● **SHORT EXERCISE**
Copy out each line below exactly as it appears.

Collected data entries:
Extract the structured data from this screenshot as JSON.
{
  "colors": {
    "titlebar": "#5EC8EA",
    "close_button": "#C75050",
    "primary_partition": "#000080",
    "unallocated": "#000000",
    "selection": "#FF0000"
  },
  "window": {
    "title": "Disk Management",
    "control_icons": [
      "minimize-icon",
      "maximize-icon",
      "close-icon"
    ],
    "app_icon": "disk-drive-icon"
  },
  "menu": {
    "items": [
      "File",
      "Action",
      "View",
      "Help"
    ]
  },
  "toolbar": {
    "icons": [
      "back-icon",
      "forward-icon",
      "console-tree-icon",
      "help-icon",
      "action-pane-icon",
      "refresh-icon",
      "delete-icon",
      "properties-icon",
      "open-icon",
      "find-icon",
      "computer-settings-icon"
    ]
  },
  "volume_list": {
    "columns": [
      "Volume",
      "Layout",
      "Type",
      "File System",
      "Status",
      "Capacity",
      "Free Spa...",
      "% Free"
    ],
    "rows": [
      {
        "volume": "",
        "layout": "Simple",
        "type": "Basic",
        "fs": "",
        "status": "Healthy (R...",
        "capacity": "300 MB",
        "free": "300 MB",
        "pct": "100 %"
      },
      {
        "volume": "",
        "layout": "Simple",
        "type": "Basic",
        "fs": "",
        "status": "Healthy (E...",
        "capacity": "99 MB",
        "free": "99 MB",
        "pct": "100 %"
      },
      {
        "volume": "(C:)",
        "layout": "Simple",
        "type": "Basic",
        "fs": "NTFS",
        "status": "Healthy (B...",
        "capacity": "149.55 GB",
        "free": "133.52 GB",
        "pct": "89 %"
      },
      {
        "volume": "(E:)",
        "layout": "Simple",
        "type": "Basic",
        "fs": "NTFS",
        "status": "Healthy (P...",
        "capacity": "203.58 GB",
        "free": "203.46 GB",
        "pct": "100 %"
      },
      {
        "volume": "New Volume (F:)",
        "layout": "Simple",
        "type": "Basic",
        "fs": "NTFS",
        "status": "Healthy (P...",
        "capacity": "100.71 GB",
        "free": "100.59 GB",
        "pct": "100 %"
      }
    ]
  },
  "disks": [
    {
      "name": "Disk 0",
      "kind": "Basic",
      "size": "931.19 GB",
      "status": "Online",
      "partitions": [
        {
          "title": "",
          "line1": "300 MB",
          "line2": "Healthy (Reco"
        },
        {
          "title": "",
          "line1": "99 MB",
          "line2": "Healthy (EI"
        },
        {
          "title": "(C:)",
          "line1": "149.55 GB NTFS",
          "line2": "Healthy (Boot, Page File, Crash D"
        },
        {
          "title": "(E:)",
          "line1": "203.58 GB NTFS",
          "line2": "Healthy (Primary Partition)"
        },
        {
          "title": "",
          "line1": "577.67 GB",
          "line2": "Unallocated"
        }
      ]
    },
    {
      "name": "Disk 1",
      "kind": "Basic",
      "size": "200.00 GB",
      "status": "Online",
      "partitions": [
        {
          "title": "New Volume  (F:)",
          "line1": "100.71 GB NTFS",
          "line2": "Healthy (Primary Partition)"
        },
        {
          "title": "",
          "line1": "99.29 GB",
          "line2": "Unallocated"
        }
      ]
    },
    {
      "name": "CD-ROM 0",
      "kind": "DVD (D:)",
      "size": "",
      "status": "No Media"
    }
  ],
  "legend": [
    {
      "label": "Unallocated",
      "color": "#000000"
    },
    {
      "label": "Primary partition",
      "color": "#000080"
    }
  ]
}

● **CORRECT RESPONSE**
Extract the structured data from this screenshot as JSON.
{
  "colors": {
    "titlebar": "#5EC8EA",
    "close_button": "#C75050",
    "primary_partition": "#000080",
    "unallocated": "#000000",
    "selection": "#FF0000"
  },
  "window": {
    "title": "Disk Management",
    "control_icons": [
      "minimize-icon",
      "maximize-icon",
      "close-icon"
    ],
    "app_icon": "disk-drive-icon"
  },
  "menu": {
    "items": [
      "File",
      "Action",
      "View",
      "Help"
    ]
  },
  "toolbar": {
    "icons": [
      "back-icon",
      "forward-icon",
      "console-tree-icon",
      "help-icon",
      "action-pane-icon",
      "refresh-icon",
      "delete-icon",
      "properties-icon",
      "open-icon",
      "find-icon",
      "computer-settings-icon"
    ]
  },
  "volume_list": {
    "columns": [
      "Volume",
      "Layout",
      "Type",
      "File System",
      "Status",
      "Capacity",
      "Free Spa...",
      "% Free"
    ],
    "rows": [
      {
        "volume": "",
        "layout": "Simple",
        "type": "Basic",
        "fs": "",
        "status": "Healthy (R...",
        "capacity": "300 MB",
        "free": "300 MB",
        "pct": "100 %"
      },
      {
        "volume": "",
        "layout": "Simple",
        "type": "Basic",
        "fs": "",
        "status": "Healthy (E...",
        "capacity": "99 MB",
        "free": "99 MB",
        "pct": "100 %"
      },
      {
        "volume": "(C:)",
        "layout": "Simple",
        "type": "Basic",
        "fs": "NTFS",
        "status": "Healthy (B...",
        "capacity": "149.55 GB",
        "free": "133.52 GB",
        "pct": "89 %"
      },
      {
        "volume": "(E:)",
        "layout": "Simple",
        "type": "Basic",
        "fs": "NTFS",
        "status": "Healthy (P...",
        "capacity": "203.58 GB",
        "free": "203.46 GB",
        "pct": "100 %"
      },
      {
        "volume": "New Volume (F:)",
        "layout": "Simple",
        "type": "Basic",
        "fs": "NTFS",
        "status": "Healthy (P...",
        "capacity": "100.71 GB",
        "free": "100.59 GB",
        "pct": "100 %"
      }
    ]
  },
  "disks": [
    {
      "name": "Disk 0",
      "kind": "Basic",
      "size": "931.19 GB",
      "status": "Online",
      "partitions": [
        {
          "title": "",
          "line1": "300 MB",
          "line2": "Healthy (Reco"
        },
        {
          "title": "",
          "line1": "99 MB",
          "line2": "Healthy (EI"
        },
        {
          "title": "(C:)",
          "line1": "149.55 GB NTFS",
          "line2": "Healthy (Boot, Page File, Crash D"
        },
        {
          "title": "(E:)",
          "line1": "203.58 GB NTFS",
          "line2": "Healthy (Primary Partition)"
        },
        {
          "title": "",
          "line1": "577.67 GB",
          "line2": "Unallocated"
        }
      ]
    },
    {
      "name": "Disk 1",
      "kind": "Basic",
      "size": "200.00 GB",
      "status": "Online",
      "partitions": [
        {
          "title": "New Volume  (F:)",
          "line1": "100.71 GB NTFS",
          "line2": "Healthy (Primary Partition)"
        },
        {
          "title": "",
          "line1": "99.29 GB",
          "line2": "Unallocated"
        }
      ]
    },
    {
      "name": "CD-ROM 0",
      "kind": "DVD (D:)",
      "size": "",
      "status": "No Media"
    }
  ],
  "legend": [
    {
      "label": "Unallocated",
      "color": "#000000"
    },
    {
      "label": "Primary partition",
      "color": "#000080"
    }
  ]
}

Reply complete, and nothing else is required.